■ **Directive**
Write out each record below exactly as it appears, with no pictures.

>> start Records supplied

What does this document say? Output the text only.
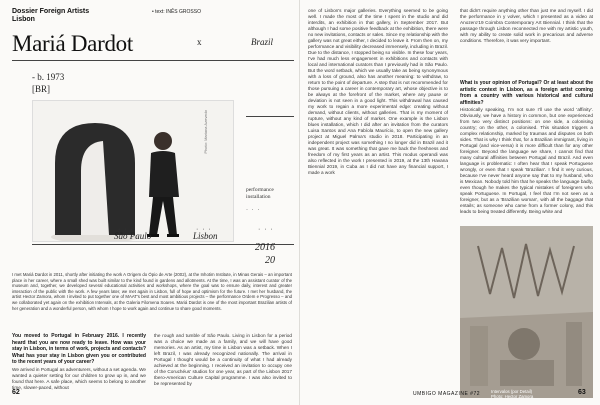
Dossier Foreign Artists
Lisbon
• text: INÊS GROSSO
Mariá Dardot	x	Brazil
- b. 1973
[BR]
Photo: Mariana Azevedo
performance installation
· · ·
· · ·
São Paulo
· · ·
Lisbon
· · ·
2016
20

I met Mariá Dardot in 2011, shortly after initiating the work A Origem do Ópio de Arte (2002), at the Inhotim Institute, in Minas Gerais – an important place in her career, where a small shed was built similar to the kind found in gardens and allotments. At the time, I was an assistant curator of the museum and, together, we developed several educational activities and workshops, where the goal was to ensure daily, interest and greater interaction of the public with the work. A few years later, we met again in Lisbon, full of hope and optimism for the future. I met her husband, the artist Hector Zamora, whom I invited to put together one of MAAT's best and most ambitious projects – the performance Ordem e Progresso – and we collaborated yet again on the exhibition Intervals, at the Galeria Filomena Soares. Mariá Dardot is one of the most important Brazilian artists of her generation and a wonderful person, with whom I hope to work again and continue to share good moments.

You moved to Portugal in February 2016. I recently heard that you are now ready to leave. How was your stay in Lisbon, in terms of work, projects and contacts? What has your stay in Lisbon given you or contributed to the recent years of your career?

We arrived in Portugal as adventurers, without a set agenda. We wanted a quieter setting for our children to grow up in, and we found that here. A safe place, which seems to belong to another time, slower-paced, without

the rough and tumble of São Paulo. Living in Lisbon for a period was a choice we made as a family, and we will have good memories. As an artist, my time in Lisbon was a setback. When I left Brazil, I was already recognized nationally. The arrival in Portugal I thought would be a continuity of what I had already achieved at the beginning. I received an invitation to occupy one of the Coruchéus' studios for one year, as part of the Lisbon 2017 Ibero-American Culture Capital programme. I was also invited to be represented by

62

one of Lisbon's major galleries. Everything seemed to be going well. I made the most of the time I spent in the studio and did interdits, an exhibition in that gallery, in September 2017. But although I had some positive feedback at the exhibition, there were no new invitations, contacts or sales. Since my relationship with the gallery was not great either, I decided to leave it. From then on, my performance and visibility decreased immensely, including in Brazil. Due to the distance, I stopped being so visible. In these four years, I've had much less engagement in exhibitions and contacts with local and international curators than I previously had in São Paulo. But the word setback, which we usually take as being synonymous with a loss of ground, also has another meaning: to withdraw, to return to the point of departure. A step that is not recommended for those pursuing a career in contemporary art, whose objective is to be always at the forefront of the market, where any pause or deviation is not seen in a good light. This withdrawal has caused my work to regain a more experimental edge: creating without demand, without clients, without galleries. That is my moment of rupture, without any kind of market. One example is the Lisbon blues installation, which I did after an invitation from the curators Luisa Santos and Ana Fabíola Maurício, to open the new gallery project at Miguel Palma's studio in 2018. Participating in an independent project was something I no longer did in Brazil and it was great. It was something that gave me back the freshness and freedom of my first years as an artist. This modus operandi was also reflected in the work I presented in 2019, at the 13th Havana Biennial 2019, in Cuba as I did not have any financial support, I made a work

that didn't require anything other than just me and myself. I did the performance in y volver, which I presented as a video at Anozero'19 Coimbra Contemporary Art Biennial. I think that the passage through Lisbon reconnected me with my artistic youth, with my ability to create solid work in precarious and adverse conditions. Therefore, it was very important.

What is your opinion of Portugal? Or at least about the artistic context in Lisbon, as a foreign artist coming from a country with various historical and cultural affinities?

Historically speaking, I'm not sure I'll use the word 'affinity'. Obviously, we have a history in common, but one experienced from two very distinct positions: on one side, a colonising country; on the other, a colonised. This situation triggers a complex relationship, marked by traumas and disputes on both sides. That is why I think that, for a Brazilian immigrant, living in Portugal (and vice-versa) it is more difficult than for any other foreigner. Beyond the language we share, I cannot find that many cultural affinities between Portugal and Brazil. And even language is problematic: I often hear that I speak Portuguese wrongly, or even that I speak 'Brazilian'. I find it very curious, because I've never heard anyone say that to my husband, who is Mexican. Nobody told him that he speaks the language badly, even though he makes the typical mistakes of foreigners who speak Portuguese. In Portugal, I feel that I'm not seen as a foreigner, but as a 'Brazilian woman', with all the baggage that entails; as someone who came from a former colony, and this leads to being treated differently. Being white and

Intervalos (por Detail)
Photo: Hector Zamora
UMBIGO MAGAZINE #72	63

>> end Records supplied

■ **Answer in full**
What does this document say? Output the text only.
Dossier Foreign Artists
Lisbon
• text: INÊS GROSSO
Mariá Dardot	x	Brazil
- b. 1973
[BR]
Photo: Mariana Azevedo
performance installation
· · ·
· · ·
São Paulo
· · ·
Lisbon
· · ·
2016
20

I met Mariá Dardot in 2011, shortly after initiating the work A Origem do Ópio de Arte (2002), at the Inhotim Institute, in Minas Gerais – an important place in her career, where a small shed was built similar to the kind found in gardens and allotments. At the time, I was an assistant curator of the museum and, together, we developed several educational activities and workshops, where the goal was to ensure daily, interest and greater interaction of the public with the work. A few years later, we met again in Lisbon, full of hope and optimism for the future. I met her husband, the artist Hector Zamora, whom I invited to put together one of MAAT's best and most ambitious projects – the performance Ordem e Progresso – and we collaborated yet again on the exhibition Intervals, at the Galeria Filomena Soares. Mariá Dardot is one of the most important Brazilian artists of her generation and a wonderful person, with whom I hope to work again and continue to share good moments.

You moved to Portugal in February 2016. I recently heard that you are now ready to leave. How was your stay in Lisbon, in terms of work, projects and contacts? What has your stay in Lisbon given you or contributed to the recent years of your career?

We arrived in Portugal as adventurers, without a set agenda. We wanted a quieter setting for our children to grow up in, and we found that here. A safe place, which seems to belong to another time, slower-paced, without

the rough and tumble of São Paulo. Living in Lisbon for a period was a choice we made as a family, and we will have good memories. As an artist, my time in Lisbon was a setback. When I left Brazil, I was already recognized nationally. The arrival in Portugal I thought would be a continuity of what I had already achieved at the beginning. I received an invitation to occupy one of the Coruchéus' studios for one year, as part of the Lisbon 2017 Ibero-American Culture Capital programme. I was also invited to be represented by

62

one of Lisbon's major galleries. Everything seemed to be going well. I made the most of the time I spent in the studio and did interdits, an exhibition in that gallery, in September 2017. But although I had some positive feedback at the exhibition, there were no new invitations, contacts or sales. Since my relationship with the gallery was not great either, I decided to leave it. From then on, my performance and visibility decreased immensely, including in Brazil. Due to the distance, I stopped being so visible. In these four years, I've had much less engagement in exhibitions and contacts with local and international curators than I previously had in São Paulo. But the word setback, which we usually take as being synonymous with a loss of ground, also has another meaning: to withdraw, to return to the point of departure. A step that is not recommended for those pursuing a career in contemporary art, whose objective is to be always at the forefront of the market, where any pause or deviation is not seen in a good light. This withdrawal has caused my work to regain a more experimental edge: creating without demand, without clients, without galleries. That is my moment of rupture, without any kind of market. One example is the Lisbon blues installation, which I did after an invitation from the curators Luisa Santos and Ana Fabíola Maurício, to open the new gallery project at Miguel Palma's studio in 2018. Participating in an independent project was something I no longer did in Brazil and it was great. It was something that gave me back the freshness and freedom of my first years as an artist. This modus operandi was also reflected in the work I presented in 2019, at the 13th Havana Biennial 2019, in Cuba as I did not have any financial support, I made a work

that didn't require anything other than just me and myself. I did the performance in y volver, which I presented as a video at Anozero'19 Coimbra Contemporary Art Biennial. I think that the passage through Lisbon reconnected me with my artistic youth, with my ability to create solid work in precarious and adverse conditions. Therefore, it was very important.

What is your opinion of Portugal? Or at least about the artistic context in Lisbon, as a foreign artist coming from a country with various historical and cultural affinities?

Historically speaking, I'm not sure I'll use the word 'affinity'. Obviously, we have a history in common, but one experienced from two very distinct positions: on one side, a colonising country; on the other, a colonised. This situation triggers a complex relationship, marked by traumas and disputes on both sides. That is why I think that, for a Brazilian immigrant, living in Portugal (and vice-versa) it is more difficult than for any other foreigner. Beyond the language we share, I cannot find that many cultural affinities between Portugal and Brazil. And even language is problematic: I often hear that I speak Portuguese wrongly, or even that I speak 'Brazilian'. I find it very curious, because I've never heard anyone say that to my husband, who is Mexican. Nobody told him that he speaks the language badly, even though he makes the typical mistakes of foreigners who speak Portuguese. In Portugal, I feel that I'm not seen as a foreigner, but as a 'Brazilian woman', with all the baggage that entails; as someone who came from a former colony, and this leads to being treated differently. Being white and

Intervalos (por Detail)
Photo: Hector Zamora
UMBIGO MAGAZINE #72	63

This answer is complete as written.